Extract, word for word, each line from the line holding "Parse this chart and return its data as JSON." through the end of the records. Omit every picture.

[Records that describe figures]

— begin —

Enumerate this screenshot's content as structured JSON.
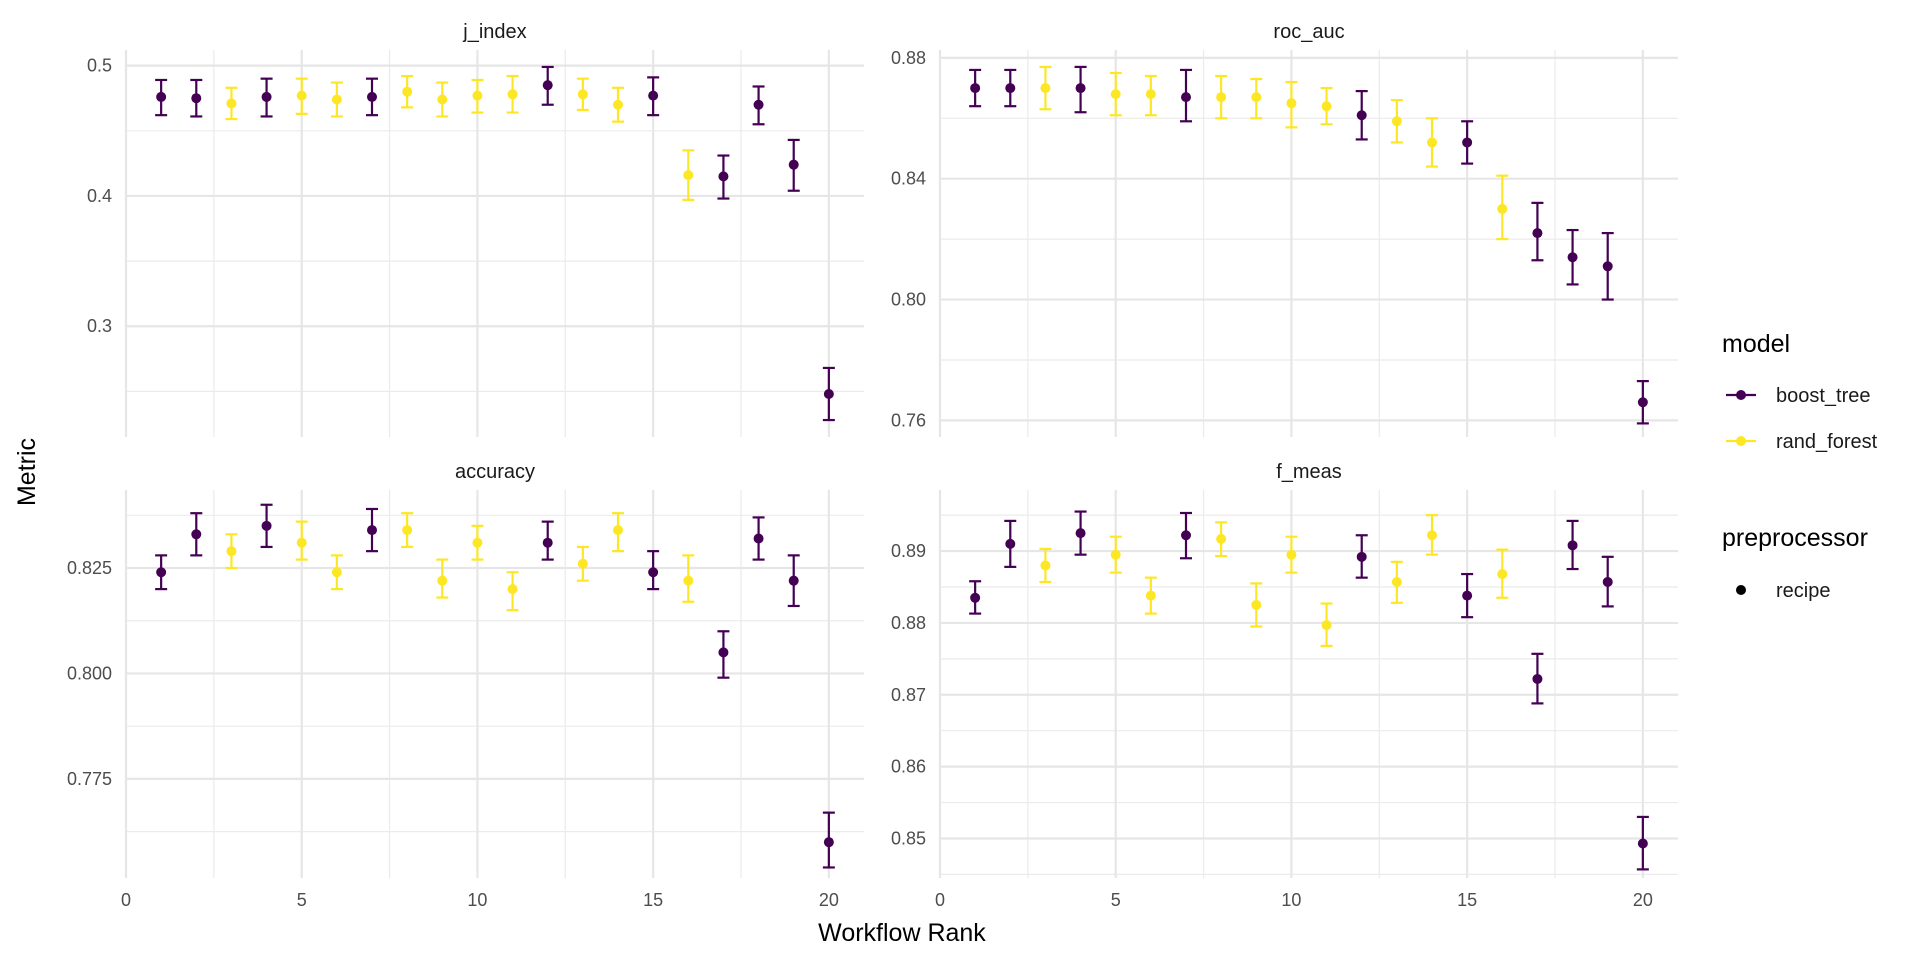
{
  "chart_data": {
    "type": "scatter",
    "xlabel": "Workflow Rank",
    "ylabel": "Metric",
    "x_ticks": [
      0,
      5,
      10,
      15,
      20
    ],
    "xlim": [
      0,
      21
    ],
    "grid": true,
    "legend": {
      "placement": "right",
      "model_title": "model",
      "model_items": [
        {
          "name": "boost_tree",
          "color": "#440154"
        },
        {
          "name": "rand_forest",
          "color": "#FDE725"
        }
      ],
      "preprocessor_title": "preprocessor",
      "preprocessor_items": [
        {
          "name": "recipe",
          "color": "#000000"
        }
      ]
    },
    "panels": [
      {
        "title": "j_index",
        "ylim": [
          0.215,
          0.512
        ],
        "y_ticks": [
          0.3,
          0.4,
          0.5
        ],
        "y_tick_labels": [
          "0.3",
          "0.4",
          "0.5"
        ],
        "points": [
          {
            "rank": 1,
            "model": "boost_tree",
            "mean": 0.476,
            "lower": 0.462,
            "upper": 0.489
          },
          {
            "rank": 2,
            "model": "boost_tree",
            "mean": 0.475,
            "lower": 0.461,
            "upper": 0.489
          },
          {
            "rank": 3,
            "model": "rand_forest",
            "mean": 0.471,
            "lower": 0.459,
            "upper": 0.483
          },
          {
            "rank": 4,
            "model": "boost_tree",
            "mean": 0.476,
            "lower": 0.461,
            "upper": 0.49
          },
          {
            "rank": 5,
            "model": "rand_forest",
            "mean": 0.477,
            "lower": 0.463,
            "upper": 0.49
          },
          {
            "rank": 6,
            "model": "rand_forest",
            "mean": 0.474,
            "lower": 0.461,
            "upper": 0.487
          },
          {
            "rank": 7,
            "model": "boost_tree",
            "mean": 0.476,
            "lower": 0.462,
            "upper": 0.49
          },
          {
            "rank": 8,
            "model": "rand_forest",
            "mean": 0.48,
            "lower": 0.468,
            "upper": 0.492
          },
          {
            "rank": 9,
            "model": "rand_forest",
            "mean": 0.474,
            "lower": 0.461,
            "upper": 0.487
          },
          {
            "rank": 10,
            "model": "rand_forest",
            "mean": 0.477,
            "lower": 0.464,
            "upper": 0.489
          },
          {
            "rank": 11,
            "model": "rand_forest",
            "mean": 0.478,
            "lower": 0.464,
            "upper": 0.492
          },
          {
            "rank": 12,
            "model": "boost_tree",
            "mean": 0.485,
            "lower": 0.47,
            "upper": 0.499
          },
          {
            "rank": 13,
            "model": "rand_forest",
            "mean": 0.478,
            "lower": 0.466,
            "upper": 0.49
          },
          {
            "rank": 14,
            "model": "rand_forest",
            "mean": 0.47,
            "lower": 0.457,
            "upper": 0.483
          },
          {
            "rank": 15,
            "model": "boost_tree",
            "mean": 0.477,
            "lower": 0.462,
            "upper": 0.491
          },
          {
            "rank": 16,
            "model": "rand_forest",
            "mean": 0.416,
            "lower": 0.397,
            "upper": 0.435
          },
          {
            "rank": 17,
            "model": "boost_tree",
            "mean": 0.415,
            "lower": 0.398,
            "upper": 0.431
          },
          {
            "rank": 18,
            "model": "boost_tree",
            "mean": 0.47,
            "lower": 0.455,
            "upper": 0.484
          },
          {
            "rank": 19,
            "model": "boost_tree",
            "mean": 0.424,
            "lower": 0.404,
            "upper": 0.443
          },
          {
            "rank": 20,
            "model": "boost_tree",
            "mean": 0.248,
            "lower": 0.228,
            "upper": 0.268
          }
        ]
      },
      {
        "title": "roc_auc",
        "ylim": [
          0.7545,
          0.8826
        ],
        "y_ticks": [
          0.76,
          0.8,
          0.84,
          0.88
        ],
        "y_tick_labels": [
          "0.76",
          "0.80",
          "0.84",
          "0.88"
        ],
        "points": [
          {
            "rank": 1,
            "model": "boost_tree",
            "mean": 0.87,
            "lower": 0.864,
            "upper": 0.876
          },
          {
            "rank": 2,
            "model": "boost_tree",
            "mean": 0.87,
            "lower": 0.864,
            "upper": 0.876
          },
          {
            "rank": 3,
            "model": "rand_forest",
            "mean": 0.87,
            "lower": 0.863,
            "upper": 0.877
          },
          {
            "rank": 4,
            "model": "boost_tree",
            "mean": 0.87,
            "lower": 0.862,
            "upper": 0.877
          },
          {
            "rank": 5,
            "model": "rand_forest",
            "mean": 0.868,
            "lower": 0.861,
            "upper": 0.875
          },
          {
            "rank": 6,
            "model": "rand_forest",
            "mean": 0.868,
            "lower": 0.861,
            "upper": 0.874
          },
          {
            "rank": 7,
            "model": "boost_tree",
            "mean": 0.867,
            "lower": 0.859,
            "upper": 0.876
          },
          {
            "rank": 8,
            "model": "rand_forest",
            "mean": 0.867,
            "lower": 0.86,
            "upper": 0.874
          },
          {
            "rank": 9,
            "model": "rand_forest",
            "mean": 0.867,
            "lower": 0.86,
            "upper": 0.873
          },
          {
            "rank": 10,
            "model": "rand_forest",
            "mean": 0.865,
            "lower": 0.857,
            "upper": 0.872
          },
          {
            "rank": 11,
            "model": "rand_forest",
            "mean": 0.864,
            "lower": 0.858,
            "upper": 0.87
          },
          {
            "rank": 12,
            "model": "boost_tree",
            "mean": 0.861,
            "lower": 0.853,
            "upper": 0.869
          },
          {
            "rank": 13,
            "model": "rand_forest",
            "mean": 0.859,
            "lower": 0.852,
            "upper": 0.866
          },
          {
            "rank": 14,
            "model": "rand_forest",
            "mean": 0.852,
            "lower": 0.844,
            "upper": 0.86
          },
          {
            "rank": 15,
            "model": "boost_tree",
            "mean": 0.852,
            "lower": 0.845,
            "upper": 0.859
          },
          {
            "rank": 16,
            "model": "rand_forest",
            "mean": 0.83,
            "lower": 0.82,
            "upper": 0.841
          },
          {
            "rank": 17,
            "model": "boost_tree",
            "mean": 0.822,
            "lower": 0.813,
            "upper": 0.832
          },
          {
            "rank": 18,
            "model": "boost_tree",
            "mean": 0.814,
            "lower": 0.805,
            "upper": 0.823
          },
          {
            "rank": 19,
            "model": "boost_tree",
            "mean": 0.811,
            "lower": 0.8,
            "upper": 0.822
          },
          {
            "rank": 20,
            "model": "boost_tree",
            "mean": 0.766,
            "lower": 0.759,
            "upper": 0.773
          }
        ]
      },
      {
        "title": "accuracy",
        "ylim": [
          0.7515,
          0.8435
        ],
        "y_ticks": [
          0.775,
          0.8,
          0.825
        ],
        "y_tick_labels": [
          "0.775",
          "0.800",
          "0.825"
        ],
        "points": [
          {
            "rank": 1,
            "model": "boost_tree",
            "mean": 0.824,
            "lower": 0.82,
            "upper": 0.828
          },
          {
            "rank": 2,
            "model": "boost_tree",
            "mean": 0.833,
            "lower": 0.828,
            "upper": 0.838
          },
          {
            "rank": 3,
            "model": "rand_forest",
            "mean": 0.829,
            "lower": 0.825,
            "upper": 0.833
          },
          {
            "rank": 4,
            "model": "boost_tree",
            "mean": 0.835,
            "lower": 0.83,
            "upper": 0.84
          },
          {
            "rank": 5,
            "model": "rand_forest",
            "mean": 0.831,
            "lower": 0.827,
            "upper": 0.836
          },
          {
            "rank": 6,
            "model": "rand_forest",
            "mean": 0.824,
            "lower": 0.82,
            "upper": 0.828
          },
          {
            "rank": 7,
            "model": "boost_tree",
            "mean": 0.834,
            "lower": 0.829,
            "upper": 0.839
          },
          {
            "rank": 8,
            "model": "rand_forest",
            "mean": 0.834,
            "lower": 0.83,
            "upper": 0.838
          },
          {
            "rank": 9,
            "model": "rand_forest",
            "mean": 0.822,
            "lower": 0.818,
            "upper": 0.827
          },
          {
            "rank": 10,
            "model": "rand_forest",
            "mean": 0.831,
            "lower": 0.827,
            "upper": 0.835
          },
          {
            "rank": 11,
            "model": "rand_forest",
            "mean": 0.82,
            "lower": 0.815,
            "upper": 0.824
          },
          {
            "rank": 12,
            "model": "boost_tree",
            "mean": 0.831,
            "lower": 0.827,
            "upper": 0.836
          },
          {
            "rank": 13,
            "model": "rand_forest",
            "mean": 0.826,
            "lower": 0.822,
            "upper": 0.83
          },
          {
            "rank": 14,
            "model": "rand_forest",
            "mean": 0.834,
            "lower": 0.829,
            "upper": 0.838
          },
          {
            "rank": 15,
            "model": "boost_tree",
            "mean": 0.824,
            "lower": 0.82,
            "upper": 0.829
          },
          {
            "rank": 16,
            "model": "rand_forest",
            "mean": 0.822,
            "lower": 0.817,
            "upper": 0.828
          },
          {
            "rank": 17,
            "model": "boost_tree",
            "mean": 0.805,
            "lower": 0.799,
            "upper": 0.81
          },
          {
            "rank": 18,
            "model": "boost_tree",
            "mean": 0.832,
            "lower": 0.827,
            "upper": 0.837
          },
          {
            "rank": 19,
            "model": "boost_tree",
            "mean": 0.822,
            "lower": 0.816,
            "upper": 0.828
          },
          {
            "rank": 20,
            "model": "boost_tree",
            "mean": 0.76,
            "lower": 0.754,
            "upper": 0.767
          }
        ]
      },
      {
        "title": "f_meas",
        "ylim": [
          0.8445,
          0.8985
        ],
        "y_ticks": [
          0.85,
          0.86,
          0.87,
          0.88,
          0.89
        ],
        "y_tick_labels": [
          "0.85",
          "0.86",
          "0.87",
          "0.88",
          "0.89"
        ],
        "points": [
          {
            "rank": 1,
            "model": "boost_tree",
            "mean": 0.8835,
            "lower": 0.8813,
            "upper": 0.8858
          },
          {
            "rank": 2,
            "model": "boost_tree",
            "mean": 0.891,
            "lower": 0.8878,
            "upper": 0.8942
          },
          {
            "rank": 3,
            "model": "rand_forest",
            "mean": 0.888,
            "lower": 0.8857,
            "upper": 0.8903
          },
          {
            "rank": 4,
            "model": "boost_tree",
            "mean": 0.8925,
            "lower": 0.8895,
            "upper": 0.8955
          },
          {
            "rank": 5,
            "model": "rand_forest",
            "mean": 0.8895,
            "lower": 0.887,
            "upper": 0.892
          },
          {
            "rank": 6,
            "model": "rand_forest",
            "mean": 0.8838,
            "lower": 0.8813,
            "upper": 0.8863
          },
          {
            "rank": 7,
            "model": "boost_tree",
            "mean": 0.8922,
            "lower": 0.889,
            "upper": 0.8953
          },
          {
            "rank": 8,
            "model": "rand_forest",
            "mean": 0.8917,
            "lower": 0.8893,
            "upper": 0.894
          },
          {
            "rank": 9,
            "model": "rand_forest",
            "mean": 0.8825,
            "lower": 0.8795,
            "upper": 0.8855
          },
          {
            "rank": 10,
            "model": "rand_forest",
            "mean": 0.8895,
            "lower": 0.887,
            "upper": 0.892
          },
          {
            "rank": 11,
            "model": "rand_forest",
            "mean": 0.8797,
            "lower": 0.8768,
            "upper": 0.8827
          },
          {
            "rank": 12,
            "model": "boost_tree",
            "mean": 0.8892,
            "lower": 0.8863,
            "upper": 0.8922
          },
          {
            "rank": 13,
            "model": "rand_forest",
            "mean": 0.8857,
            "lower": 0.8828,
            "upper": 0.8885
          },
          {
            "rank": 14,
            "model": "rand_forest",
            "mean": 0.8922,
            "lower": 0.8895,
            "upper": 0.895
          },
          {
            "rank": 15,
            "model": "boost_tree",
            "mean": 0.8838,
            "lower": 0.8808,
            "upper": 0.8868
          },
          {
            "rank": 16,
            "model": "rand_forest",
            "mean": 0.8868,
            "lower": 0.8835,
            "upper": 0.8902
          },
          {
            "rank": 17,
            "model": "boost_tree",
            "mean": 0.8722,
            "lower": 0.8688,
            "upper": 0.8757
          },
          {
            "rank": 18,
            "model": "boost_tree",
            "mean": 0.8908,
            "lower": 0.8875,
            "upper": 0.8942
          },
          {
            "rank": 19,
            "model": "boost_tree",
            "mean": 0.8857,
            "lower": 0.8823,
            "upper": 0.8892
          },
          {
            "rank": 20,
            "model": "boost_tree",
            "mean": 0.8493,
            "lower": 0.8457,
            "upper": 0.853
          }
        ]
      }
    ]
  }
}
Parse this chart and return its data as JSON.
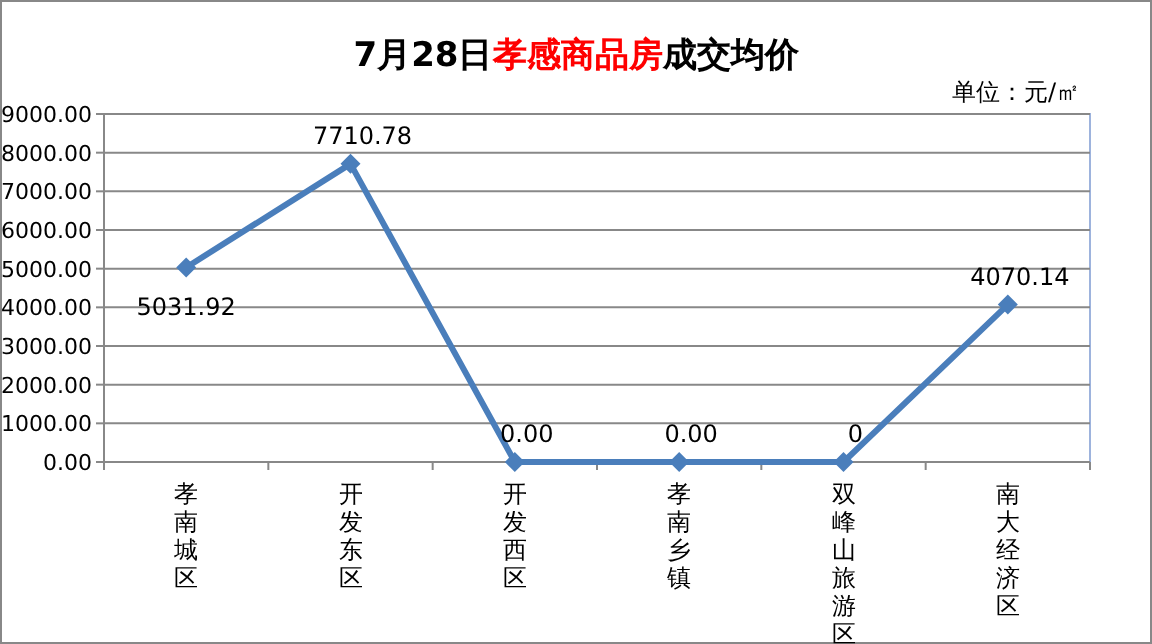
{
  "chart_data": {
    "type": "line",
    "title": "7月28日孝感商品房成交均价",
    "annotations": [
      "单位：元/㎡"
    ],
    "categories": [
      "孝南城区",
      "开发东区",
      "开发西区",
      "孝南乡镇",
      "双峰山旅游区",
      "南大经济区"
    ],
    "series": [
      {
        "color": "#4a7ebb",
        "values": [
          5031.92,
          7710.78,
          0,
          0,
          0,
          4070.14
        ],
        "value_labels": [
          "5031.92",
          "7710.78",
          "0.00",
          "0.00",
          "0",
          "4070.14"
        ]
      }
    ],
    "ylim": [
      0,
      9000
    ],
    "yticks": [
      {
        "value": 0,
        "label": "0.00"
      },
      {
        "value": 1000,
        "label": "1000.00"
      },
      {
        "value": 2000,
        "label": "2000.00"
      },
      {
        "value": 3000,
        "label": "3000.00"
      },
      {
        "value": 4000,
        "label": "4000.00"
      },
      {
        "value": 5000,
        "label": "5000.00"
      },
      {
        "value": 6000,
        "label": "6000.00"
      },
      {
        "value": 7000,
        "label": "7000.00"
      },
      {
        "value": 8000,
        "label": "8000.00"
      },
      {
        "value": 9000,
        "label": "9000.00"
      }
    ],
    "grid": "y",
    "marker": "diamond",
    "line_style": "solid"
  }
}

— end —

■ Result of this exercise:
Parse this chart and return its data as JSON.
{
  "chart_data": {
    "type": "line",
    "title": "7月28日孝感商品房成交均价",
    "annotations": [
      "单位：元/㎡"
    ],
    "categories": [
      "孝南城区",
      "开发东区",
      "开发西区",
      "孝南乡镇",
      "双峰山旅游区",
      "南大经济区"
    ],
    "series": [
      {
        "color": "#4a7ebb",
        "values": [
          5031.92,
          7710.78,
          0,
          0,
          0,
          4070.14
        ],
        "value_labels": [
          "5031.92",
          "7710.78",
          "0.00",
          "0.00",
          "0",
          "4070.14"
        ]
      }
    ],
    "ylim": [
      0,
      9000
    ],
    "yticks": [
      {
        "value": 0,
        "label": "0.00"
      },
      {
        "value": 1000,
        "label": "1000.00"
      },
      {
        "value": 2000,
        "label": "2000.00"
      },
      {
        "value": 3000,
        "label": "3000.00"
      },
      {
        "value": 4000,
        "label": "4000.00"
      },
      {
        "value": 5000,
        "label": "5000.00"
      },
      {
        "value": 6000,
        "label": "6000.00"
      },
      {
        "value": 7000,
        "label": "7000.00"
      },
      {
        "value": 8000,
        "label": "8000.00"
      },
      {
        "value": 9000,
        "label": "9000.00"
      }
    ],
    "grid": "y",
    "marker": "diamond",
    "line_style": "solid"
  }
}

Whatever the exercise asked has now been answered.